§ Your instructions
Reproduce this listing in full.

§ Data for this exercise

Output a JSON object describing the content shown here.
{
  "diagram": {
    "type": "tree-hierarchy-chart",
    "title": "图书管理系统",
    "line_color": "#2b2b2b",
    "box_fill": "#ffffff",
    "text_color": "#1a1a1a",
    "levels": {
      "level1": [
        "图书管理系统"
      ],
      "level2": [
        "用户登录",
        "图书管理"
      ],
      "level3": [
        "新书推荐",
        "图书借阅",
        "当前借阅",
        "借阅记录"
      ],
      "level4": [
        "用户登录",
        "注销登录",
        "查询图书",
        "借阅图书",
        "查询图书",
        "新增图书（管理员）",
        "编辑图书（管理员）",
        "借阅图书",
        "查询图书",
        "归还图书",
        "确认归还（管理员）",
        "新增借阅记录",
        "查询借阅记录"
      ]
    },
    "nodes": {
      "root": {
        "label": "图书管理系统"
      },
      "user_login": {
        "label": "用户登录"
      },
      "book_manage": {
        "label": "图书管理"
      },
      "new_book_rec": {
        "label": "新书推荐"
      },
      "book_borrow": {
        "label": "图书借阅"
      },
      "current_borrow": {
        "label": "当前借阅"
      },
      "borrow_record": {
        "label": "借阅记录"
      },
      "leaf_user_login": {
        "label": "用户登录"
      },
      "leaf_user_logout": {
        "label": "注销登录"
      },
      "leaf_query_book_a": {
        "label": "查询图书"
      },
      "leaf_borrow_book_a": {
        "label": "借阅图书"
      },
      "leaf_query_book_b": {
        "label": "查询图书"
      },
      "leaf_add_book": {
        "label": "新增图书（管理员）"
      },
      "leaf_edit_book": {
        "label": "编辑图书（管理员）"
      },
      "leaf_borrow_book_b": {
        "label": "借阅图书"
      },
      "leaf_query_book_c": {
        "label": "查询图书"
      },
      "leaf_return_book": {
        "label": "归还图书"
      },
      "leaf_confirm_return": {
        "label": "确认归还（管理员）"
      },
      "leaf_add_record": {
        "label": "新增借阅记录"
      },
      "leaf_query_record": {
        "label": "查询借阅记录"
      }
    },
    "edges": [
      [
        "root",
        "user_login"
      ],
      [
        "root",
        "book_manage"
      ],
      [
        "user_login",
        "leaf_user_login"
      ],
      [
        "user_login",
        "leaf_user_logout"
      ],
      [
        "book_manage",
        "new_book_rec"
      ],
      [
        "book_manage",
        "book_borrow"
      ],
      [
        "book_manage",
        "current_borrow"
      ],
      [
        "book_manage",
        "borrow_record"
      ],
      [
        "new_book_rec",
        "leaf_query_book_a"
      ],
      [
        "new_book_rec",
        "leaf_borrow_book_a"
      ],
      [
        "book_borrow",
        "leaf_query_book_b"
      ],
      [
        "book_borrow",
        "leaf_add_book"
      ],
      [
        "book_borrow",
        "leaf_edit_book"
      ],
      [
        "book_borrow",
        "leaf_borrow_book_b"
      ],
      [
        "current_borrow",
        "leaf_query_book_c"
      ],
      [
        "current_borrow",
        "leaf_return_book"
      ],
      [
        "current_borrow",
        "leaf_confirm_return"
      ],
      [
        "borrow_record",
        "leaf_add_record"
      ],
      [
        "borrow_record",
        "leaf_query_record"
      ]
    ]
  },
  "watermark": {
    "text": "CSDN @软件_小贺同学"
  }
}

§ Task result
Output a JSON object describing the content shown here.
{
  "diagram": {
    "type": "tree-hierarchy-chart",
    "title": "图书管理系统",
    "line_color": "#2b2b2b",
    "box_fill": "#ffffff",
    "text_color": "#1a1a1a",
    "levels": {
      "level1": [
        "图书管理系统"
      ],
      "level2": [
        "用户登录",
        "图书管理"
      ],
      "level3": [
        "新书推荐",
        "图书借阅",
        "当前借阅",
        "借阅记录"
      ],
      "level4": [
        "用户登录",
        "注销登录",
        "查询图书",
        "借阅图书",
        "查询图书",
        "新增图书（管理员）",
        "编辑图书（管理员）",
        "借阅图书",
        "查询图书",
        "归还图书",
        "确认归还（管理员）",
        "新增借阅记录",
        "查询借阅记录"
      ]
    },
    "nodes": {
      "root": {
        "label": "图书管理系统"
      },
      "user_login": {
        "label": "用户登录"
      },
      "book_manage": {
        "label": "图书管理"
      },
      "new_book_rec": {
        "label": "新书推荐"
      },
      "book_borrow": {
        "label": "图书借阅"
      },
      "current_borrow": {
        "label": "当前借阅"
      },
      "borrow_record": {
        "label": "借阅记录"
      },
      "leaf_user_login": {
        "label": "用户登录"
      },
      "leaf_user_logout": {
        "label": "注销登录"
      },
      "leaf_query_book_a": {
        "label": "查询图书"
      },
      "leaf_borrow_book_a": {
        "label": "借阅图书"
      },
      "leaf_query_book_b": {
        "label": "查询图书"
      },
      "leaf_add_book": {
        "label": "新增图书（管理员）"
      },
      "leaf_edit_book": {
        "label": "编辑图书（管理员）"
      },
      "leaf_borrow_book_b": {
        "label": "借阅图书"
      },
      "leaf_query_book_c": {
        "label": "查询图书"
      },
      "leaf_return_book": {
        "label": "归还图书"
      },
      "leaf_confirm_return": {
        "label": "确认归还（管理员）"
      },
      "leaf_add_record": {
        "label": "新增借阅记录"
      },
      "leaf_query_record": {
        "label": "查询借阅记录"
      }
    },
    "edges": [
      [
        "root",
        "user_login"
      ],
      [
        "root",
        "book_manage"
      ],
      [
        "user_login",
        "leaf_user_login"
      ],
      [
        "user_login",
        "leaf_user_logout"
      ],
      [
        "book_manage",
        "new_book_rec"
      ],
      [
        "book_manage",
        "book_borrow"
      ],
      [
        "book_manage",
        "current_borrow"
      ],
      [
        "book_manage",
        "borrow_record"
      ],
      [
        "new_book_rec",
        "leaf_query_book_a"
      ],
      [
        "new_book_rec",
        "leaf_borrow_book_a"
      ],
      [
        "book_borrow",
        "leaf_query_book_b"
      ],
      [
        "book_borrow",
        "leaf_add_book"
      ],
      [
        "book_borrow",
        "leaf_edit_book"
      ],
      [
        "book_borrow",
        "leaf_borrow_book_b"
      ],
      [
        "current_borrow",
        "leaf_query_book_c"
      ],
      [
        "current_borrow",
        "leaf_return_book"
      ],
      [
        "current_borrow",
        "leaf_confirm_return"
      ],
      [
        "borrow_record",
        "leaf_add_record"
      ],
      [
        "borrow_record",
        "leaf_query_record"
      ]
    ]
  },
  "watermark": {
    "text": "CSDN @软件_小贺同学"
  }
}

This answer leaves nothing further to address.